*Task statement*
All of the data that follows should be retyped exactly, please, except the pictures.
Start Raw records
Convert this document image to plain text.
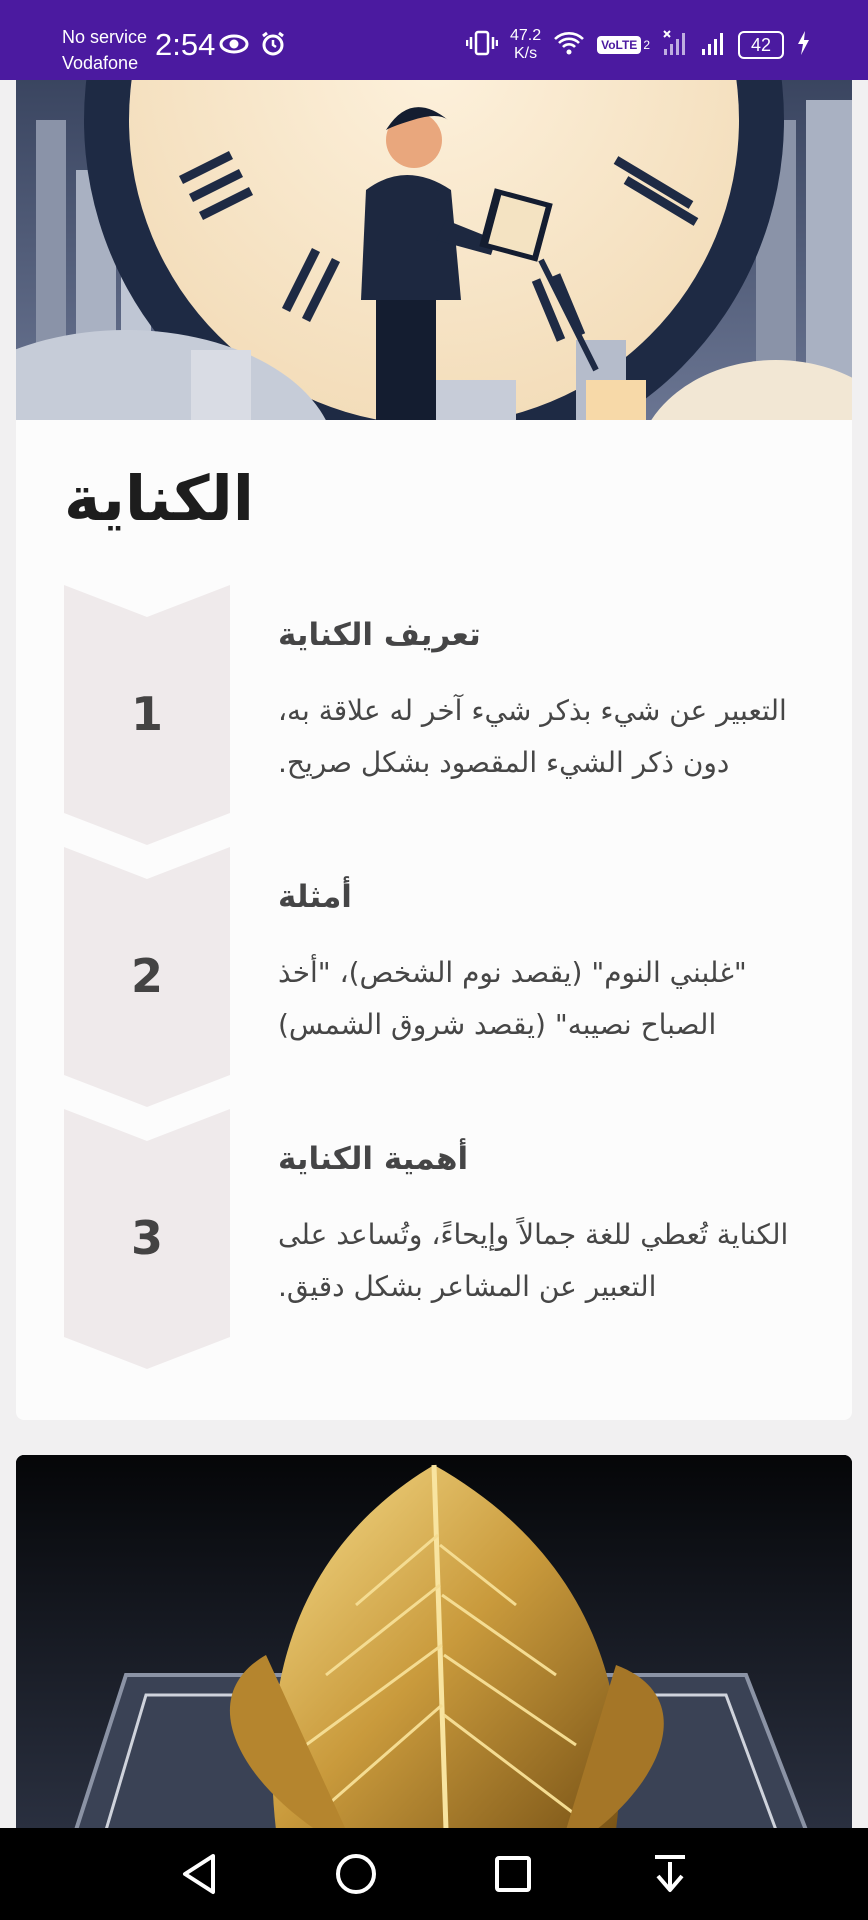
No service
Vodafone
2:54	47.2
K/s	VoLTE 2	42
الكناية
1
تعريف الكناية
التعبير عن شيء بذكر شيء آخر له علاقة به، دون ذكر الشيء المقصود بشكل صريح.
2
أمثلة
"غلبني النوم" (يقصد نوم الشخص)، "أخذ الصباح نصيبه" (يقصد شروق الشمس)
3
أهمية الكناية
الكناية تُعطي للغة جمالاً وإيحاءً، وتُساعد على التعبير عن المشاعر بشكل دقيق.
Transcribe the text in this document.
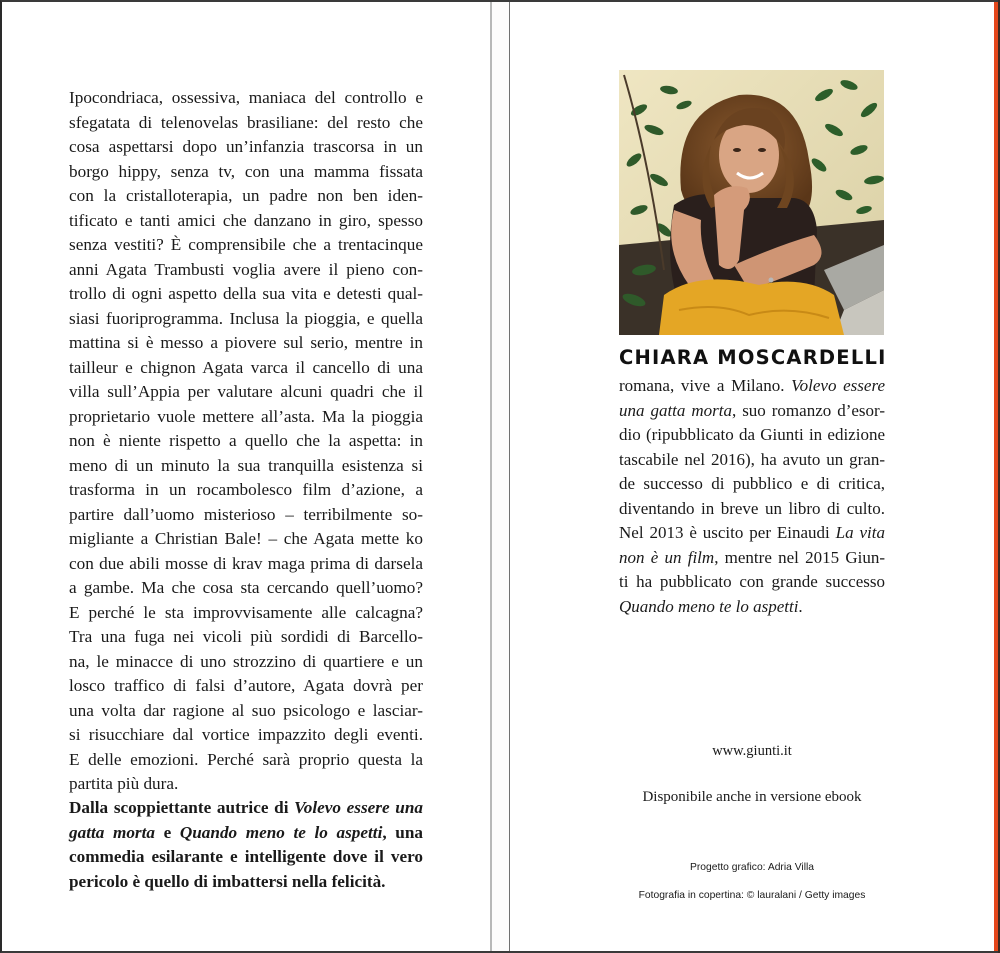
Ipocondriaca, ossessiva, maniaca del controllo e
sfegatata di telenovelas brasiliane: del resto che
cosa aspettarsi dopo un’infanzia trascorsa in un
borgo hippy, senza tv, con una mamma fissata
con la cristalloterapia, un padre non ben iden-
tificato e tanti amici che danzano in giro, spesso
senza vestiti? È comprensibile che a trentacinque
anni Agata Trambusti voglia avere il pieno con-
trollo di ogni aspetto della sua vita e detesti qual-
siasi fuoriprogramma. Inclusa la pioggia, e quella
mattina si è messo a piovere sul serio, mentre in
tailleur e chignon Agata varca il cancello di una
villa sull’Appia per valutare alcuni quadri che il
proprietario vuole mettere all’asta. Ma la pioggia
non è niente rispetto a quello che la aspetta: in
meno di un minuto la sua tranquilla esistenza si
trasforma in un rocambolesco film d’azione, a
partire dall’uomo misterioso – terribilmente so-
migliante a Christian Bale! – che Agata mette ko
con due abili mosse di krav maga prima di darsela
a gambe. Ma che cosa sta cercando quell’uomo?
E perché le sta improvvisamente alle calcagna?
Tra una fuga nei vicoli più sordidi di Barcello-
na, le minacce di uno strozzino di quartiere e un
losco traffico di falsi d’autore, Agata dovrà per
una volta dar ragione al suo psicologo e lasciar-
si risucchiare dal vortice impazzito degli eventi.
E delle emozioni. Perché sarà proprio questa la
partita più dura.
Dalla scoppiettante autrice di Volevo essere una
gatta morta e Quando meno te lo aspetti, una
commedia esilarante e intelligente dove il vero
pericolo è quello di imbattersi nella felicità.
CHIARA MOSCARDELLI
romana, vive a Milano. Volevo essere
una gatta morta, suo romanzo d’esor-
dio (ripubblicato da Giunti in edizione
tascabile nel 2016), ha avuto un gran-
de successo di pubblico e di critica,
diventando in breve un libro di culto.
Nel 2013 è uscito per Einaudi La vita
non è un film, mentre nel 2015 Giun-
ti ha pubblicato con grande successo
Quando meno te lo aspetti.
www.giunti.it
Disponibile anche in versione ebook
Progetto grafico: Adria Villa
Fotografia in copertina: © lauralani / Getty images
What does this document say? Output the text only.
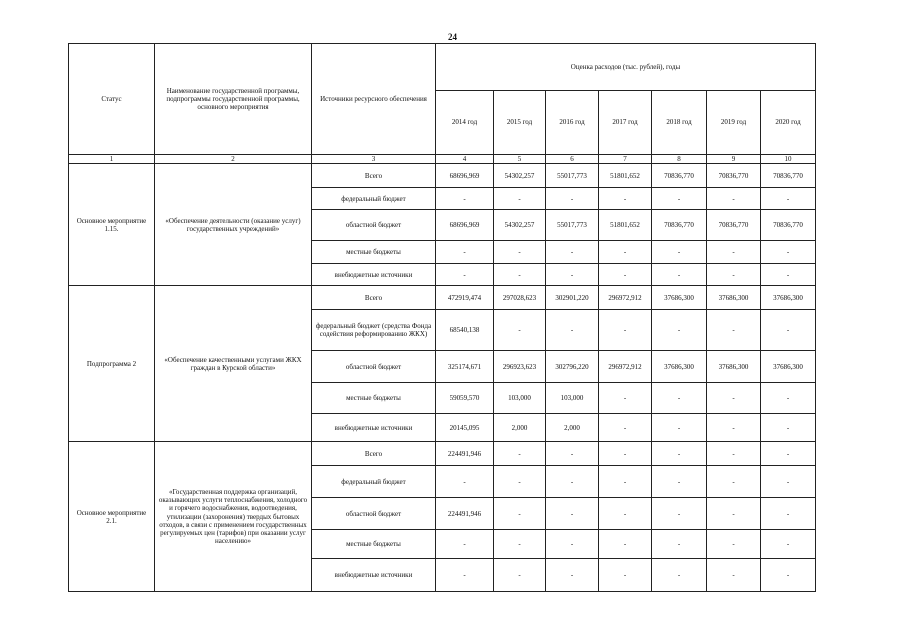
24
Статус	Наименование государственной программы, подпрограммы государственной программы, основного мероприятия	Источники ресурсного обеспечения	Оценка расходов (тыс. рублей), годы						
			2014 год	2015 год	2016 год	2017 год	2018 год	2019 год	2020 год
1	2	3	4	5	6	7	8	9	10
Основное мероприятие 1.15.	«Обеспечение деятельности (оказание услуг) государственных учреждений»	Всего	68696,969	54302,257	55017,773	51801,652	70836,770	70836,770	70836,770
		федеральный бюджет	-	-	-	-	-	-	-
		областной бюджет	68696,969	54302,257	55017,773	51801,652	70836,770	70836,770	70836,770
		местные бюджеты	-	-	-	-	-	-	-
		внебюджетные источники	-	-	-	-	-	-	-
Подпрограмма 2	«Обеспечение качественными услугами ЖКХ граждан в Курской области»	Всего	472919,474	297028,623	302901,220	296972,912	37686,300	37686,300	37686,300
		федеральный бюджет (средства Фонда содействия реформированию ЖКХ)	68540,138	-	-	-	-	-	-
		областной бюджет	325174,671	296923,623	302796,220	296972,912	37686,300	37686,300	37686,300
		местные бюджеты	59059,570	103,000	103,000	-	-	-	-
		внебюджетные источники	20145,095	2,000	2,000	-	-	-	-
Основное мероприятие 2.1.	«Государственная поддержка организаций, оказывающих услуги теплоснабжения, холодного и горячего водоснабжения, водоотведения, утилизации (захоронения) твердых бытовых отходов, в связи с применением государственных регулируемых цен (тарифов) при оказании услуг населению»	Всего	224491,946	-	-	-	-	-	-
		федеральный бюджет	-	-	-	-	-	-	-
		областной бюджет	224491,946	-	-	-	-	-	-
		местные бюджеты	-	-	-	-	-	-	-
		внебюджетные источники	-	-	-	-	-	-	-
End Raw records
*Result of the task*
Convert this document image to plain text.
No service
Vodafone
2:54	47.2
K/s	VoLTE 2	42
الكناية
1
تعريف الكناية
التعبير عن شيء بذكر شيء آخر له علاقة به، دون ذكر الشيء المقصود بشكل صريح.
2
أمثلة
"غلبني النوم" (يقصد نوم الشخص)، "أخذ الصباح نصيبه" (يقصد شروق الشمس)
3
أهمية الكناية
الكناية تُعطي للغة جمالاً وإيحاءً، وتُساعد على التعبير عن المشاعر بشكل دقيق.
Transcribe the text in this document.
Ipocondriaca, ossessiva, maniaca del controllo e
sfegatata di telenovelas brasiliane: del resto che
cosa aspettarsi dopo un’infanzia trascorsa in un
borgo hippy, senza tv, con una mamma fissata
con la cristalloterapia, un padre non ben iden-
tificato e tanti amici che danzano in giro, spesso
senza vestiti? È comprensibile che a trentacinque
anni Agata Trambusti voglia avere il pieno con-
trollo di ogni aspetto della sua vita e detesti qual-
siasi fuoriprogramma. Inclusa la pioggia, e quella
mattina si è messo a piovere sul serio, mentre in
tailleur e chignon Agata varca il cancello di una
villa sull’Appia per valutare alcuni quadri che il
proprietario vuole mettere all’asta. Ma la pioggia
non è niente rispetto a quello che la aspetta: in
meno di un minuto la sua tranquilla esistenza si
trasforma in un rocambolesco film d’azione, a
partire dall’uomo misterioso – terribilmente so-
migliante a Christian Bale! – che Agata mette ko
con due abili mosse di krav maga prima di darsela
a gambe. Ma che cosa sta cercando quell’uomo?
E perché le sta improvvisamente alle calcagna?
Tra una fuga nei vicoli più sordidi di Barcello-
na, le minacce di uno strozzino di quartiere e un
losco traffico di falsi d’autore, Agata dovrà per
una volta dar ragione al suo psicologo e lasciar-
si risucchiare dal vortice impazzito degli eventi.
E delle emozioni. Perché sarà proprio questa la
partita più dura.
Dalla scoppiettante autrice di Volevo essere una
gatta morta e Quando meno te lo aspetti, una
commedia esilarante e intelligente dove il vero
pericolo è quello di imbattersi nella felicità.
CHIARA MOSCARDELLI
romana, vive a Milano. Volevo essere
una gatta morta, suo romanzo d’esor-
dio (ripubblicato da Giunti in edizione
tascabile nel 2016), ha avuto un gran-
de successo di pubblico e di critica,
diventando in breve un libro di culto.
Nel 2013 è uscito per Einaudi La vita
non è un film, mentre nel 2015 Giun-
ti ha pubblicato con grande successo
Quando meno te lo aspetti.
www.giunti.it
Disponibile anche in versione ebook
Progetto grafico: Adria Villa
Fotografia in copertina: © lauralani / Getty images
What does this document say? Output the text only.
24
Статус	Наименование государственной программы, подпрограммы государственной программы, основного мероприятия	Источники ресурсного обеспечения	Оценка расходов (тыс. рублей), годы						
			2014 год	2015 год	2016 год	2017 год	2018 год	2019 год	2020 год
1	2	3	4	5	6	7	8	9	10
Основное мероприятие 1.15.	«Обеспечение деятельности (оказание услуг) государственных учреждений»	Всего	68696,969	54302,257	55017,773	51801,652	70836,770	70836,770	70836,770
		федеральный бюджет	-	-	-	-	-	-	-
		областной бюджет	68696,969	54302,257	55017,773	51801,652	70836,770	70836,770	70836,770
		местные бюджеты	-	-	-	-	-	-	-
		внебюджетные источники	-	-	-	-	-	-	-
Подпрограмма 2	«Обеспечение качественными услугами ЖКХ граждан в Курской области»	Всего	472919,474	297028,623	302901,220	296972,912	37686,300	37686,300	37686,300
		федеральный бюджет (средства Фонда содействия реформированию ЖКХ)	68540,138	-	-	-	-	-	-
		областной бюджет	325174,671	296923,623	302796,220	296972,912	37686,300	37686,300	37686,300
		местные бюджеты	59059,570	103,000	103,000	-	-	-	-
		внебюджетные источники	20145,095	2,000	2,000	-	-	-	-
Основное мероприятие 2.1.	«Государственная поддержка организаций, оказывающих услуги теплоснабжения, холодного и горячего водоснабжения, водоотведения, утилизации (захоронения) твердых бытовых отходов, в связи с применением государственных регулируемых цен (тарифов) при оказании услуг населению»	Всего	224491,946	-	-	-	-	-	-
		федеральный бюджет	-	-	-	-	-	-	-
		областной бюджет	224491,946	-	-	-	-	-	-
		местные бюджеты	-	-	-	-	-	-	-
		внебюджетные источники	-	-	-	-	-	-	-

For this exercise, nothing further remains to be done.